## TASK PROMPT
Go through the entries and transcribe each one exactly, dropping the pictures.

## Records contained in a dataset
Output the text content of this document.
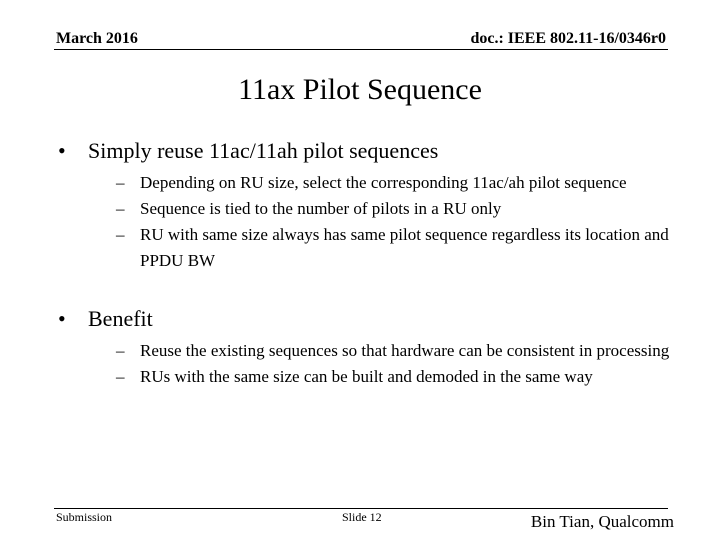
March 2016	doc.: IEEE 802.11-16/0346r0
11ax Pilot Sequence
•	Simply reuse 11ac/11ah pilot sequences
– Depending on RU size, select the corresponding 11ac/ah pilot sequence
– Sequence is tied to the number of pilots in a RU only
– RU with same size always has same pilot sequence regardless its location and PPDU BW
•	Benefit
– Reuse the existing sequences so that hardware can be consistent in processing
– RUs with the same size can be built and demoded in the same way
Submission	Slide 12	Bin Tian, Qualcomm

## TASK RESULT
Output the text content of this document.
March 2016	doc.: IEEE 802.11-16/0346r0
11ax Pilot Sequence
•	Simply reuse 11ac/11ah pilot sequences
– Depending on RU size, select the corresponding 11ac/ah pilot sequence
– Sequence is tied to the number of pilots in a RU only
– RU with same size always has same pilot sequence regardless its location and PPDU BW
•	Benefit
– Reuse the existing sequences so that hardware can be consistent in processing
– RUs with the same size can be built and demoded in the same way
Submission	Slide 12	Bin Tian, Qualcomm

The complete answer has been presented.